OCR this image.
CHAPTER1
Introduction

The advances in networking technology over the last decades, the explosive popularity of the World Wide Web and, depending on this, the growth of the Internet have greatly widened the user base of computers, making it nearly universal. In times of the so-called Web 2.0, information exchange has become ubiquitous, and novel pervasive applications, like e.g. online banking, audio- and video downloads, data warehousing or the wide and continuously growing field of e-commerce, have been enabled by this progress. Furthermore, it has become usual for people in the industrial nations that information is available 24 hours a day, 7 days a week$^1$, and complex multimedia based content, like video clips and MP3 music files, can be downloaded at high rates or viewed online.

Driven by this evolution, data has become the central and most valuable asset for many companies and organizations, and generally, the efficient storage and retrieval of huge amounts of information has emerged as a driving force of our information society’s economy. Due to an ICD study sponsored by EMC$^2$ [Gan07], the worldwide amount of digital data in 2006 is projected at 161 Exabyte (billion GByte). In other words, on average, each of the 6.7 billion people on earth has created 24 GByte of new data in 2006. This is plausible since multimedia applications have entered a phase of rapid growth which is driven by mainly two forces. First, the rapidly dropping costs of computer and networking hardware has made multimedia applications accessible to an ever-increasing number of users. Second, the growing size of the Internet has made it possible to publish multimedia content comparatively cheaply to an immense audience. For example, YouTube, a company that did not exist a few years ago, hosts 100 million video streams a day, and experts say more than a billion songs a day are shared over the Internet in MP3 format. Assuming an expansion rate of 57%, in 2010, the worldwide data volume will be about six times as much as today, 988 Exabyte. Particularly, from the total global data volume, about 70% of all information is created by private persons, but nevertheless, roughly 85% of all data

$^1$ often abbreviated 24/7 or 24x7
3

━━━━━━━━

- **Directions for this task**
Produce an exact copy of all the records.

- **Full solution**
OCR this image.
CHAPTER1
Introduction

The advances in networking technology over the last decades, the explosive popularity of the World Wide Web and, depending on this, the growth of the Internet have greatly widened the user base of computers, making it nearly universal. In times of the so-called Web 2.0, information exchange has become ubiquitous, and novel pervasive applications, like e.g. online banking, audio- and video downloads, data warehousing or the wide and continuously growing field of e-commerce, have been enabled by this progress. Furthermore, it has become usual for people in the industrial nations that information is available 24 hours a day, 7 days a week$^1$, and complex multimedia based content, like video clips and MP3 music files, can be downloaded at high rates or viewed online.

Driven by this evolution, data has become the central and most valuable asset for many companies and organizations, and generally, the efficient storage and retrieval of huge amounts of information has emerged as a driving force of our information society’s economy. Due to an ICD study sponsored by EMC$^2$ [Gan07], the worldwide amount of digital data in 2006 is projected at 161 Exabyte (billion GByte). In other words, on average, each of the 6.7 billion people on earth has created 24 GByte of new data in 2006. This is plausible since multimedia applications have entered a phase of rapid growth which is driven by mainly two forces. First, the rapidly dropping costs of computer and networking hardware has made multimedia applications accessible to an ever-increasing number of users. Second, the growing size of the Internet has made it possible to publish multimedia content comparatively cheaply to an immense audience. For example, YouTube, a company that did not exist a few years ago, hosts 100 million video streams a day, and experts say more than a billion songs a day are shared over the Internet in MP3 format. Assuming an expansion rate of 57%, in 2010, the worldwide data volume will be about six times as much as today, 988 Exabyte. Particularly, from the total global data volume, about 70% of all information is created by private persons, but nevertheless, roughly 85% of all data

$^1$ often abbreviated 24/7 or 24x7
3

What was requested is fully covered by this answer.